* **What is asked**
What lines of the data include the string "lenght"? Copy them all.

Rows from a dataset
━━━━━━━━━━━━━━━━
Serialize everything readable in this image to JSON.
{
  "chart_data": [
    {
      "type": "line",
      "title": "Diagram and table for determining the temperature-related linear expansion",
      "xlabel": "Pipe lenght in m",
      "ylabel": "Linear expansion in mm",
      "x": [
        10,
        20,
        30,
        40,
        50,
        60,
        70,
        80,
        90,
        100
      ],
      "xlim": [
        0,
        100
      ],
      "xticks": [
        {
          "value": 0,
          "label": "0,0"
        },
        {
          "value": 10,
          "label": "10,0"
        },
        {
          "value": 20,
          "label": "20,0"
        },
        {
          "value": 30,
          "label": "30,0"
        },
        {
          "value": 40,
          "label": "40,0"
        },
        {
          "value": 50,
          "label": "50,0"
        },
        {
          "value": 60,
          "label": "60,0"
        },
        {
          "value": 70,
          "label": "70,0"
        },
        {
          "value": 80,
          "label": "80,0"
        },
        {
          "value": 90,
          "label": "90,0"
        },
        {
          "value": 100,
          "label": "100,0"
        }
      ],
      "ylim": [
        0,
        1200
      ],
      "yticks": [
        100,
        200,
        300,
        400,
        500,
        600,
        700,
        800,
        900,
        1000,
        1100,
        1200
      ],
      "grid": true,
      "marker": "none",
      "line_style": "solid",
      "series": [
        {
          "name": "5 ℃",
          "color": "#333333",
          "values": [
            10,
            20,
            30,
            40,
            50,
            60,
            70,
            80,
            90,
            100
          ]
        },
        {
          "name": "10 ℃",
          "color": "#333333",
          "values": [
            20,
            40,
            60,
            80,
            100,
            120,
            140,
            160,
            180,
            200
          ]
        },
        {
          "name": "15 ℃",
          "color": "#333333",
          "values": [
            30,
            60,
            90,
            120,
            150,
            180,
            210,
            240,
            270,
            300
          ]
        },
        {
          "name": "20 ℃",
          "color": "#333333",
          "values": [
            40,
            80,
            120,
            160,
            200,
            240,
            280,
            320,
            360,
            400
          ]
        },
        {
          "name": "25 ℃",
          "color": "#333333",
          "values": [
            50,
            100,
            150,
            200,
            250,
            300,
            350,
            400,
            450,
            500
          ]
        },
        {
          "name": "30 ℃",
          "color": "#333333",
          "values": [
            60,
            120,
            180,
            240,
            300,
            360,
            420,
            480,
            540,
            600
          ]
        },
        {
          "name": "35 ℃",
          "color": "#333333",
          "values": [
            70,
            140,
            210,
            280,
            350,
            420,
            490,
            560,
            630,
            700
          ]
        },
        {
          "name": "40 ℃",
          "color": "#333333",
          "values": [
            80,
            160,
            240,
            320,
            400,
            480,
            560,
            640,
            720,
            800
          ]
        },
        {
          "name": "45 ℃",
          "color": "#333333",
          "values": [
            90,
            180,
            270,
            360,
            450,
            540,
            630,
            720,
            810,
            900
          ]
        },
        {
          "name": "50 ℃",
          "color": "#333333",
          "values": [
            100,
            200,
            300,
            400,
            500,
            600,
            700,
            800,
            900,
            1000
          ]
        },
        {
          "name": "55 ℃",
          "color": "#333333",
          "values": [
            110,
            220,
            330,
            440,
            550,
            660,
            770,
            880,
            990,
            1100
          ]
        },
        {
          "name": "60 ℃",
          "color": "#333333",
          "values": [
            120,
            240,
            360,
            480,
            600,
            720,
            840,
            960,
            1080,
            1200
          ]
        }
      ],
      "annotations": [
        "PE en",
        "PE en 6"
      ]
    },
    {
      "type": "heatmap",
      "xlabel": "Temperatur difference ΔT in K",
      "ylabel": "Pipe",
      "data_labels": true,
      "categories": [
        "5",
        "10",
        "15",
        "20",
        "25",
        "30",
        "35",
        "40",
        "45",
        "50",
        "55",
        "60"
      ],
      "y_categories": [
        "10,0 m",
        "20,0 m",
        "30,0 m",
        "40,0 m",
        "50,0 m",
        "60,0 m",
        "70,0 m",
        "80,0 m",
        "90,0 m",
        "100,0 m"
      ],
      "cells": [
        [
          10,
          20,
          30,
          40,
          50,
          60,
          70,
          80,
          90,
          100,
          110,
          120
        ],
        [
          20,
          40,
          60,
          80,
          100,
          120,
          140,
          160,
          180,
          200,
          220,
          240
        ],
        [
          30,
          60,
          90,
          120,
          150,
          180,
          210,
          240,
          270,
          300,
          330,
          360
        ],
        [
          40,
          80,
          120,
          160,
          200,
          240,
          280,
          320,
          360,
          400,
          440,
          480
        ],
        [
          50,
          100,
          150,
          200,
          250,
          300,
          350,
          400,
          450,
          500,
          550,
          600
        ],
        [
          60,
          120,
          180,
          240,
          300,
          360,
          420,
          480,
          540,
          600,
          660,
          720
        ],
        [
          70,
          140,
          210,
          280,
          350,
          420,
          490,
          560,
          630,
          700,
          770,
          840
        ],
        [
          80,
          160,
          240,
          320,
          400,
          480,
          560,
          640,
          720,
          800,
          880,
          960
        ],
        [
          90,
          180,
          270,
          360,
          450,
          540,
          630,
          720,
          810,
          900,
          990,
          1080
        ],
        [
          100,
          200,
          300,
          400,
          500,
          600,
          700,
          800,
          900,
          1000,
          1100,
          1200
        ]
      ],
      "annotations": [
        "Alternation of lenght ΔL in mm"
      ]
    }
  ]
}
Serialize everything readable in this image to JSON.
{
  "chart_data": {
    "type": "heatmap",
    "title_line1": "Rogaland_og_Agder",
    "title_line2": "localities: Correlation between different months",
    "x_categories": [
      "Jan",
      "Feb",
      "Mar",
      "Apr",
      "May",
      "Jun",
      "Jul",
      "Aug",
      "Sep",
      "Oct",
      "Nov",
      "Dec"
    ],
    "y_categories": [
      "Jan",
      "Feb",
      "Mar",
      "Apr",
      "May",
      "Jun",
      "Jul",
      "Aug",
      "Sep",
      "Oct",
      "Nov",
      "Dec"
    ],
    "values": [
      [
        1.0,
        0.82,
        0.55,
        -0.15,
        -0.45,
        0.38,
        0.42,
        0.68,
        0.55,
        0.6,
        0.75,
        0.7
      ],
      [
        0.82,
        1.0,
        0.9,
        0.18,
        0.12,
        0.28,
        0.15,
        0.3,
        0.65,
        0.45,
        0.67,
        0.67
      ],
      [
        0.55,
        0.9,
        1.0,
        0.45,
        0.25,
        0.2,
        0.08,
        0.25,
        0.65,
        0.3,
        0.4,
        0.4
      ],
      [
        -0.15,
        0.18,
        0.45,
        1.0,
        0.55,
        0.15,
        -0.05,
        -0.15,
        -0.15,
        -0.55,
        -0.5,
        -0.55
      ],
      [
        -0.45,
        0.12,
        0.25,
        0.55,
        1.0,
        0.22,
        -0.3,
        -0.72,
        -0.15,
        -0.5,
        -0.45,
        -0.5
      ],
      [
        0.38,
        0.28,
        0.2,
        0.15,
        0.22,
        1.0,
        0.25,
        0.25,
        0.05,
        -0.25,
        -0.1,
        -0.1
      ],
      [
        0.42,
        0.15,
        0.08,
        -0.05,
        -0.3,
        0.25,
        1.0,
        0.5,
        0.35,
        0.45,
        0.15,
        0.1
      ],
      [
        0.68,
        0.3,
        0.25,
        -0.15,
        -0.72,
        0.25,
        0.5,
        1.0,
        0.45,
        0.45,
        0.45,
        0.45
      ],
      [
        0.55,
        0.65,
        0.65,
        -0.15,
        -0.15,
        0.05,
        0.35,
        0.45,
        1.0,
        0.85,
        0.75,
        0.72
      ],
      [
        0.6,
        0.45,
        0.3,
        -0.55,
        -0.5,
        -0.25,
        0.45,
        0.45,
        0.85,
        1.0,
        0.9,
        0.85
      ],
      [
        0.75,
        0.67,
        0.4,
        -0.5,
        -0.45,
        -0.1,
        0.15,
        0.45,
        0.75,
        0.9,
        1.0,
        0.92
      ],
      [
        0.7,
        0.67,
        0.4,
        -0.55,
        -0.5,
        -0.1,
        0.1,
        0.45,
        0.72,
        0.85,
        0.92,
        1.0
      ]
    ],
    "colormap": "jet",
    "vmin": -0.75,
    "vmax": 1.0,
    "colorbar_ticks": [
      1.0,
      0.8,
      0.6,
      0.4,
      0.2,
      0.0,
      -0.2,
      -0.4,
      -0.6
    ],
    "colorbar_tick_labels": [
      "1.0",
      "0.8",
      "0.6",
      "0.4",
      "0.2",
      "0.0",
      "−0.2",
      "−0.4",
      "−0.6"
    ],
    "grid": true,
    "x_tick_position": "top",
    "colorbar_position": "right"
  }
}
━━━━━━━━━━━━━━━━
* **Reply to the task**
      "xlabel": "Pipe lenght in m",
        "Alternation of lenght ΔL in mm"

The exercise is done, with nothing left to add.